■ ENTRIES SUPPLIED
•••

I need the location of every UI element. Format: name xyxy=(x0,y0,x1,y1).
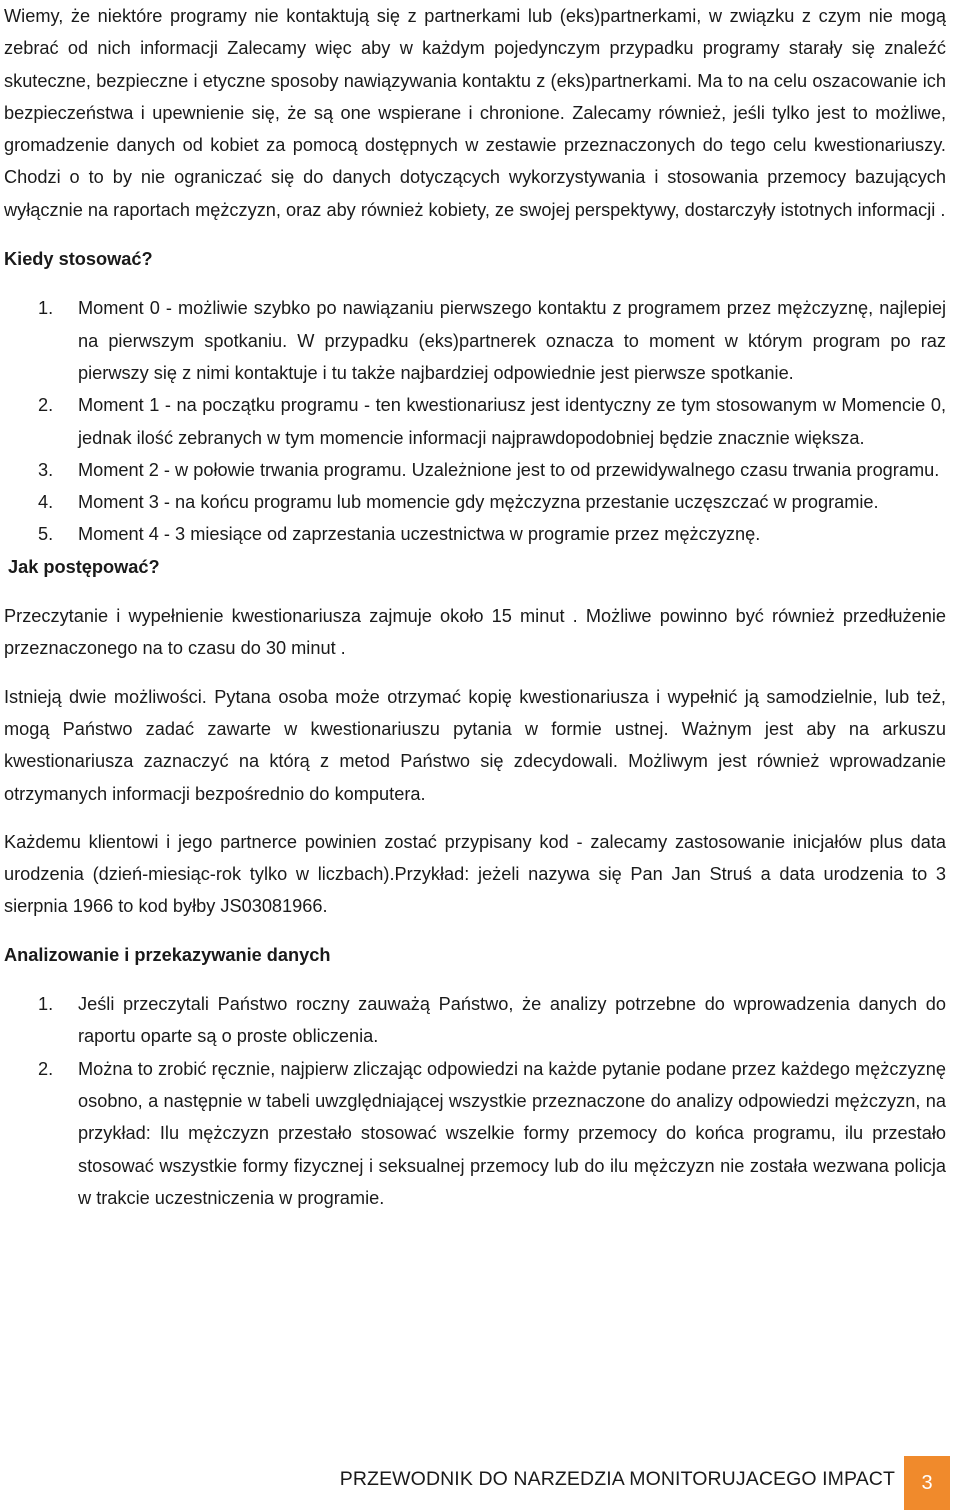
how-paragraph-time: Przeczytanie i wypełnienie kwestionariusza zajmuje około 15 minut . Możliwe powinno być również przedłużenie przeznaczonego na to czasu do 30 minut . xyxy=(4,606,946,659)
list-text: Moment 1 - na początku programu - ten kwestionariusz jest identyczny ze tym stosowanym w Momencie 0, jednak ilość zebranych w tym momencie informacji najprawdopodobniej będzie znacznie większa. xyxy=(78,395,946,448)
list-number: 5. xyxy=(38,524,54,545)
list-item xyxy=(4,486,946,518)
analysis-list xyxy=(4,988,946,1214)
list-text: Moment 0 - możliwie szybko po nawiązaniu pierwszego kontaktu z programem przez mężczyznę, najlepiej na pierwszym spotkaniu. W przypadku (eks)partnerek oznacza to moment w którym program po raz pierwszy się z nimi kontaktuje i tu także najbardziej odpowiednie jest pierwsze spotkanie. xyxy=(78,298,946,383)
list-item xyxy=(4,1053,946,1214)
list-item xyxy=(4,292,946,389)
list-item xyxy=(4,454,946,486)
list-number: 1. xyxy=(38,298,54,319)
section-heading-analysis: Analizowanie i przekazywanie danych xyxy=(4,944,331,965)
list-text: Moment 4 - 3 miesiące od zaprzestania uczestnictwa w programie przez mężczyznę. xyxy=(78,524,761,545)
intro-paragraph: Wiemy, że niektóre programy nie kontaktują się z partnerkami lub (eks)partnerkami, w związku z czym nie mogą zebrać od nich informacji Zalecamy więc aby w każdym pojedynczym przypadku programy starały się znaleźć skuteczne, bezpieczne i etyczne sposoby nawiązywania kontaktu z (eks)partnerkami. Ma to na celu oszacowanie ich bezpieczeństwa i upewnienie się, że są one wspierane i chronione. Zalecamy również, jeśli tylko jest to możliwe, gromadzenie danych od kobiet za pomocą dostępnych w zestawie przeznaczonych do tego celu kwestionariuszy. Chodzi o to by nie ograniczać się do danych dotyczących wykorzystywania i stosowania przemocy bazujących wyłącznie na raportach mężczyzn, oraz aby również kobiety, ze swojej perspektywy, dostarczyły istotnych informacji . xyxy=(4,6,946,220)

•••

■ OBJECTIVE
Copy all of the lines above word for word, leaving out the picture.

■ FINAL RESULT
I need the location of every UI element. Format: name xyxy=(x0,y0,x1,y1).
how-paragraph-time: Przeczytanie i wypełnienie kwestionariusza zajmuje około 15 minut . Możliwe powinno być również przedłużenie przeznaczonego na to czasu do 30 minut . xyxy=(4,606,946,659)
list-text: Moment 1 - na początku programu - ten kwestionariusz jest identyczny ze tym stosowanym w Momencie 0, jednak ilość zebranych w tym momencie informacji najprawdopodobniej będzie znacznie większa. xyxy=(78,395,946,448)
list-number: 5. xyxy=(38,524,54,545)
list-item xyxy=(4,486,946,518)
analysis-list xyxy=(4,988,946,1214)
list-text: Moment 0 - możliwie szybko po nawiązaniu pierwszego kontaktu z programem przez mężczyznę, najlepiej na pierwszym spotkaniu. W przypadku (eks)partnerek oznacza to moment w którym program po raz pierwszy się z nimi kontaktuje i tu także najbardziej odpowiednie jest pierwsze spotkanie. xyxy=(78,298,946,383)
list-item xyxy=(4,1053,946,1214)
list-item xyxy=(4,292,946,389)
list-item xyxy=(4,454,946,486)
list-number: 1. xyxy=(38,298,54,319)
section-heading-analysis: Analizowanie i przekazywanie danych xyxy=(4,944,331,965)
list-text: Moment 4 - 3 miesiące od zaprzestania uczestnictwa w programie przez mężczyznę. xyxy=(78,524,761,545)
intro-paragraph: Wiemy, że niektóre programy nie kontaktują się z partnerkami lub (eks)partnerkami, w związku z czym nie mogą zebrać od nich informacji Zalecamy więc aby w każdym pojedynczym przypadku programy starały się znaleźć skuteczne, bezpieczne i etyczne sposoby nawiązywania kontaktu z (eks)partnerkami. Ma to na celu oszacowanie ich bezpieczeństwa i upewnienie się, że są one wspierane i chronione. Zalecamy również, jeśli tylko jest to możliwe, gromadzenie danych od kobiet za pomocą dostępnych w zestawie przeznaczonych do tego celu kwestionariuszy. Chodzi o to by nie ograniczać się do danych dotyczących wykorzystywania i stosowania przemocy bazujących wyłącznie na raportach mężczyzn, oraz aby również kobiety, ze swojej perspektywy, dostarczyły istotnych informacji . xyxy=(4,6,946,220)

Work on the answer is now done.